"""
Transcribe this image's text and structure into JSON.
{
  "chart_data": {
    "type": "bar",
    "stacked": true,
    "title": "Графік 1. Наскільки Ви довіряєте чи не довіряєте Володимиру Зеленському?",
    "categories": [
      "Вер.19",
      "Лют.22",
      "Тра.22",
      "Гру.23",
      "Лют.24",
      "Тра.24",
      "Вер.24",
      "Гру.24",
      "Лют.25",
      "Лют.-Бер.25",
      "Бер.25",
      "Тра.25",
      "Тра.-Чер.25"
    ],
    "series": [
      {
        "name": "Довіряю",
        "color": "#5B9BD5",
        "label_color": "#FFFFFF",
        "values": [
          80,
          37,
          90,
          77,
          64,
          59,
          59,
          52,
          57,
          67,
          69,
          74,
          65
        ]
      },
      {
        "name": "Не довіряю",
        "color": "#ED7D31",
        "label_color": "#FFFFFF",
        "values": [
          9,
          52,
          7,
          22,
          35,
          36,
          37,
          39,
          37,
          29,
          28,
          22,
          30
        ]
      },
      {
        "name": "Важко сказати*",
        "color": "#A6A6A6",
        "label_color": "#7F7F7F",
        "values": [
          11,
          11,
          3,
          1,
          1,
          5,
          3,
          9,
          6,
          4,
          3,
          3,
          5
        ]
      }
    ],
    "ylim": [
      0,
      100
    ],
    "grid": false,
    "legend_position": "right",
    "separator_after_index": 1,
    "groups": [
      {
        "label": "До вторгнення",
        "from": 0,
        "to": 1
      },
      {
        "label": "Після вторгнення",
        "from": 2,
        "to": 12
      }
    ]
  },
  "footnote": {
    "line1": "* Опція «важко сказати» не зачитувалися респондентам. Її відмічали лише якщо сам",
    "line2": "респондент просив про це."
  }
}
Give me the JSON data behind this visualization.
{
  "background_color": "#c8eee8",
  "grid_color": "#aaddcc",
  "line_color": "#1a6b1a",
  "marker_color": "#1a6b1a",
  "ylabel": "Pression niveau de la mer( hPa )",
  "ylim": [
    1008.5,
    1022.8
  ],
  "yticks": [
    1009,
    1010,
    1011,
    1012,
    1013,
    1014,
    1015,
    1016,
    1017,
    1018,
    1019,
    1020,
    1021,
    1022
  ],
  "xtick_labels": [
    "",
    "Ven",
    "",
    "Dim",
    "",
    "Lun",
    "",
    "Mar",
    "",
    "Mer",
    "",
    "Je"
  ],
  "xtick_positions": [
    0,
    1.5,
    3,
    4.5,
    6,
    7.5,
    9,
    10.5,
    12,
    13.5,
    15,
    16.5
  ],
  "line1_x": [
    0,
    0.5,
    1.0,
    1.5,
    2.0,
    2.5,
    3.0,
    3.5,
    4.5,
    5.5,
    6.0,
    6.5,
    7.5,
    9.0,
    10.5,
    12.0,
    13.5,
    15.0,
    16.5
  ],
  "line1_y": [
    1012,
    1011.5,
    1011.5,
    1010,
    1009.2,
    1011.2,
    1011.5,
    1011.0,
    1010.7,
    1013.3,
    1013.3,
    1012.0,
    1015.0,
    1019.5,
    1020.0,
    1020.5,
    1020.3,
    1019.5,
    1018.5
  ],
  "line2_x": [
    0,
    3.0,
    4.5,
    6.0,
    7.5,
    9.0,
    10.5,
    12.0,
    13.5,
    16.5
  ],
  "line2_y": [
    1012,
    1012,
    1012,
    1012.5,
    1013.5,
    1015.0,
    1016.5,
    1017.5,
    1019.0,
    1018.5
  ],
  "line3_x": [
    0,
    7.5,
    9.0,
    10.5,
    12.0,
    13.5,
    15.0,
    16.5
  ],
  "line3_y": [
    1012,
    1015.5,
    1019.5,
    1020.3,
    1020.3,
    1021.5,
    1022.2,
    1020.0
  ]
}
"""
Aim of the task:
Using the data above, reproduce every line exactly.

Result of this exercise:
Transcribe this image's text and structure into JSON.
{
  "chart_data": {
    "type": "bar",
    "stacked": true,
    "title": "Графік 1. Наскільки Ви довіряєте чи не довіряєте Володимиру Зеленському?",
    "categories": [
      "Вер.19",
      "Лют.22",
      "Тра.22",
      "Гру.23",
      "Лют.24",
      "Тра.24",
      "Вер.24",
      "Гру.24",
      "Лют.25",
      "Лют.-Бер.25",
      "Бер.25",
      "Тра.25",
      "Тра.-Чер.25"
    ],
    "series": [
      {
        "name": "Довіряю",
        "color": "#5B9BD5",
        "label_color": "#FFFFFF",
        "values": [
          80,
          37,
          90,
          77,
          64,
          59,
          59,
          52,
          57,
          67,
          69,
          74,
          65
        ]
      },
      {
        "name": "Не довіряю",
        "color": "#ED7D31",
        "label_color": "#FFFFFF",
        "values": [
          9,
          52,
          7,
          22,
          35,
          36,
          37,
          39,
          37,
          29,
          28,
          22,
          30
        ]
      },
      {
        "name": "Важко сказати*",
        "color": "#A6A6A6",
        "label_color": "#7F7F7F",
        "values": [
          11,
          11,
          3,
          1,
          1,
          5,
          3,
          9,
          6,
          4,
          3,
          3,
          5
        ]
      }
    ],
    "ylim": [
      0,
      100
    ],
    "grid": false,
    "legend_position": "right",
    "separator_after_index": 1,
    "groups": [
      {
        "label": "До вторгнення",
        "from": 0,
        "to": 1
      },
      {
        "label": "Після вторгнення",
        "from": 2,
        "to": 12
      }
    ]
  },
  "footnote": {
    "line1": "* Опція «важко сказати» не зачитувалися респондентам. Її відмічали лише якщо сам",
    "line2": "респондент просив про це."
  }
}
Give me the JSON data behind this visualization.
{
  "background_color": "#c8eee8",
  "grid_color": "#aaddcc",
  "line_color": "#1a6b1a",
  "marker_color": "#1a6b1a",
  "ylabel": "Pression niveau de la mer( hPa )",
  "ylim": [
    1008.5,
    1022.8
  ],
  "yticks": [
    1009,
    1010,
    1011,
    1012,
    1013,
    1014,
    1015,
    1016,
    1017,
    1018,
    1019,
    1020,
    1021,
    1022
  ],
  "xtick_labels": [
    "",
    "Ven",
    "",
    "Dim",
    "",
    "Lun",
    "",
    "Mar",
    "",
    "Mer",
    "",
    "Je"
  ],
  "xtick_positions": [
    0,
    1.5,
    3,
    4.5,
    6,
    7.5,
    9,
    10.5,
    12,
    13.5,
    15,
    16.5
  ],
  "line1_x": [
    0,
    0.5,
    1.0,
    1.5,
    2.0,
    2.5,
    3.0,
    3.5,
    4.5,
    5.5,
    6.0,
    6.5,
    7.5,
    9.0,
    10.5,
    12.0,
    13.5,
    15.0,
    16.5
  ],
  "line1_y": [
    1012,
    1011.5,
    1011.5,
    1010,
    1009.2,
    1011.2,
    1011.5,
    1011.0,
    1010.7,
    1013.3,
    1013.3,
    1012.0,
    1015.0,
    1019.5,
    1020.0,
    1020.5,
    1020.3,
    1019.5,
    1018.5
  ],
  "line2_x": [
    0,
    3.0,
    4.5,
    6.0,
    7.5,
    9.0,
    10.5,
    12.0,
    13.5,
    16.5
  ],
  "line2_y": [
    1012,
    1012,
    1012,
    1012.5,
    1013.5,
    1015.0,
    1016.5,
    1017.5,
    1019.0,
    1018.5
  ],
  "line3_x": [
    0,
    7.5,
    9.0,
    10.5,
    12.0,
    13.5,
    15.0,
    16.5
  ],
  "line3_y": [
    1012,
    1015.5,
    1019.5,
    1020.3,
    1020.3,
    1021.5,
    1022.2,
    1020.0
  ]
}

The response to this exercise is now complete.